Provided data:
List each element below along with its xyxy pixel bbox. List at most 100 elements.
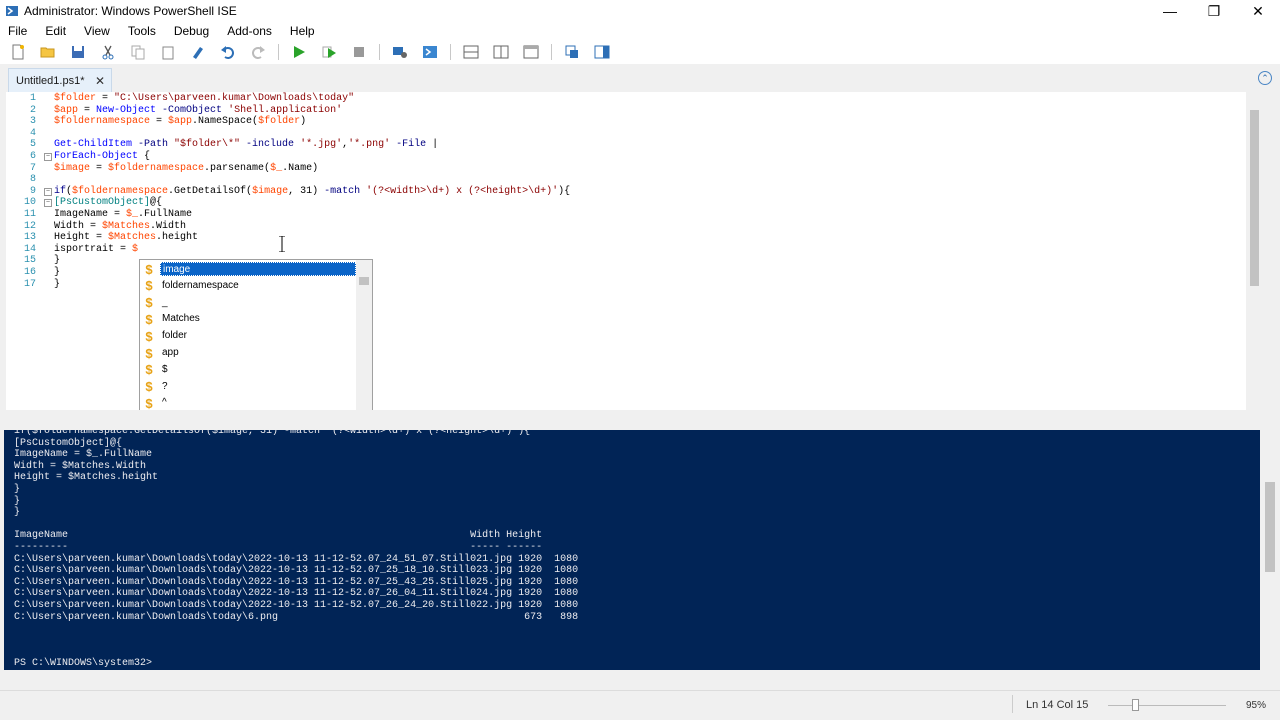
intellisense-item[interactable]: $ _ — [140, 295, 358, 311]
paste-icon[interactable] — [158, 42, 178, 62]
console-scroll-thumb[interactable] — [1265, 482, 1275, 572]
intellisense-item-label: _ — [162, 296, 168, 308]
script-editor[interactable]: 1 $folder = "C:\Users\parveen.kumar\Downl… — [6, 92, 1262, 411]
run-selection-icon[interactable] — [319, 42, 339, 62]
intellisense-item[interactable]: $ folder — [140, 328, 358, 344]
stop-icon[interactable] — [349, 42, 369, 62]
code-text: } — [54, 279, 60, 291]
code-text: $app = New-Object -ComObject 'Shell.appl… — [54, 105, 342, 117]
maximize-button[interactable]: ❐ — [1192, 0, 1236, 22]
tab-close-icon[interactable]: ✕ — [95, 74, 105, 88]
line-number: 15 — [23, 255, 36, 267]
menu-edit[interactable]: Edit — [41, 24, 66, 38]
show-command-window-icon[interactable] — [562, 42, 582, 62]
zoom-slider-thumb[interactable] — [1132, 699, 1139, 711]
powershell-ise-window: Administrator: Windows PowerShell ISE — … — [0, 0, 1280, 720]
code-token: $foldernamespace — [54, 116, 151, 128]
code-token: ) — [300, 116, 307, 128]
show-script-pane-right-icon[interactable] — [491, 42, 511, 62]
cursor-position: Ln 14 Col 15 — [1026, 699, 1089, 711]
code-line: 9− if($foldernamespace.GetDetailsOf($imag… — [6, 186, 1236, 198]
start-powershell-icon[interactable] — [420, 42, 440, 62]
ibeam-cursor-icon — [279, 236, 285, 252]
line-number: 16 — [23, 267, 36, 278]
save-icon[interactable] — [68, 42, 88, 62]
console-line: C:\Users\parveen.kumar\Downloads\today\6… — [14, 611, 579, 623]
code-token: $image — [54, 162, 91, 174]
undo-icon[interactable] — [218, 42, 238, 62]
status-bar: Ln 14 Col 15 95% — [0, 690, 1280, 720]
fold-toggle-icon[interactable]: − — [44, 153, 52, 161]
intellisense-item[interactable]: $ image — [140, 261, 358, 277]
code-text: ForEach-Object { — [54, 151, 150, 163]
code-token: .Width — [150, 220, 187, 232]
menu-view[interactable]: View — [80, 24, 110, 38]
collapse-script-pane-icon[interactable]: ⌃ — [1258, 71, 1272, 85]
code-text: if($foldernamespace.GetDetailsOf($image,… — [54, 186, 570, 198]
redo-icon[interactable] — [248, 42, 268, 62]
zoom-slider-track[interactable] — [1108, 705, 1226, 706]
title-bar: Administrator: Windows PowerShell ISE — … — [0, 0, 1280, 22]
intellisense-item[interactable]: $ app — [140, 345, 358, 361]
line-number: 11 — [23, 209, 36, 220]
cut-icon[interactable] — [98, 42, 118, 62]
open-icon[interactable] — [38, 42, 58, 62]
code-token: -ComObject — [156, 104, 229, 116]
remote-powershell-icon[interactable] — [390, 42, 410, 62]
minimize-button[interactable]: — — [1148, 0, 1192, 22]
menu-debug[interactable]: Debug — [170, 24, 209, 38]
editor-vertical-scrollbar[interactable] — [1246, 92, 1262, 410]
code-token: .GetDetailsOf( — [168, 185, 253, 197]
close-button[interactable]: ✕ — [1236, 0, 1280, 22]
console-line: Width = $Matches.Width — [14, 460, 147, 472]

What the task requires: Convert every row above into a JSON list of strings with one string per row, skipping any blank rows and leaving the pictures out.

Full response:
[
  "List each element below along with its xyxy pixel bbox. List at most 100 elements.",
  "intellisense-item[interactable]: $ _ — [140, 295, 358, 311]",
  "paste-icon[interactable] — [158, 42, 178, 62]",
  "console-scroll-thumb[interactable] — [1265, 482, 1275, 572]",
  "intellisense-item-label: _ — [162, 296, 168, 308]",
  "script-editor[interactable]: 1 $folder = \"C:\\Users\\parveen.kumar\\Downl… — [6, 92, 1262, 411]",
  "run-selection-icon[interactable] — [319, 42, 339, 62]",
  "intellisense-item[interactable]: $ folder — [140, 328, 358, 344]",
  "stop-icon[interactable] — [349, 42, 369, 62]",
  "code-text: } — [54, 279, 60, 291]",
  "code-text: $app = New-Object -ComObject 'Shell.appl… — [54, 105, 342, 117]",
  "maximize-button[interactable]: ❐ — [1192, 0, 1236, 22]",
  "tab-close-icon[interactable]: ✕ — [95, 74, 105, 88]",
  "line-number: 15 — [23, 255, 36, 267]",
  "menu-edit[interactable]: Edit — [41, 24, 66, 38]",
  "show-command-window-icon[interactable] — [562, 42, 582, 62]",
  "zoom-slider-thumb[interactable] — [1132, 699, 1139, 711]",
  "powershell-ise-window: Administrator: Windows PowerShell ISE — … — [0, 0, 1280, 720]",
  "code-token: $foldernamespace — [54, 116, 151, 128]",
  "code-token: ) — [300, 116, 307, 128]",
  "show-script-pane-right-icon[interactable] — [491, 42, 511, 62]",
  "cursor-position: Ln 14 Col 15 — [1026, 699, 1089, 711]",
  "code-line: 9− if($foldernamespace.GetDetailsOf($imag… — [6, 186, 1236, 198]",
  "start-powershell-icon[interactable] — [420, 42, 440, 62]",
  "ibeam-cursor-icon — [279, 236, 285, 252]",
  "line-number: 16 — [23, 267, 36, 278]",
  "save-icon[interactable] — [68, 42, 88, 62]",
  "console-line: C:\\Users\\parveen.kumar\\Downloads\\today\\6… — [14, 611, 579, 623]",
  "code-token: $image — [54, 162, 91, 174]",
  "undo-icon[interactable] — [218, 42, 238, 62]",
  "status-bar: Ln 14 Col 15 95% — [0, 690, 1280, 720]",
  "fold-toggle-icon[interactable]: − — [44, 153, 52, 161]",
  "intellisense-item[interactable]: $ image — [140, 261, 358, 277]",
  "code-text: ForEach-Object { — [54, 151, 150, 163]",
  "code-token: .Width — [150, 220, 187, 232]",
  "menu-view[interactable]: View — [80, 24, 110, 38]",
  "collapse-script-pane-icon[interactable]: ⌃ — [1258, 71, 1272, 85]",
  "code-text: if($foldernamespace.GetDetailsOf($image,… — [54, 186, 570, 198]",
  "redo-icon[interactable] — [248, 42, 268, 62]",
  "zoom-slider-track[interactable] — [1108, 705, 1226, 706]",
  "title-bar: Administrator: Windows PowerShell ISE — … — [0, 0, 1280, 22]",
  "intellisense-item[interactable]: $ app — [140, 345, 358, 361]",
  "line-number: 11 — [23, 209, 36, 220]",
  "cut-icon[interactable] — [98, 42, 118, 62]",
  "open-icon[interactable] — [38, 42, 58, 62]",
  "code-token: -ComObject — [156, 104, 229, 116]",
  "remote-powershell-icon[interactable] — [390, 42, 410, 62]",
  "minimize-button[interactable]: — — [1148, 0, 1192, 22]",
  "menu-debug[interactable]: Debug — [170, 24, 209, 38]",
  "editor-vertical-scrollbar[interactable] — [1246, 92, 1262, 410]",
  "code-token: .GetDetailsOf( — [168, 185, 253, 197]",
  "close-button[interactable]: ✕ — [1236, 0, 1280, 22]",
  "console-line: Width = $Matches.Width — [14, 460, 147, 472]"
]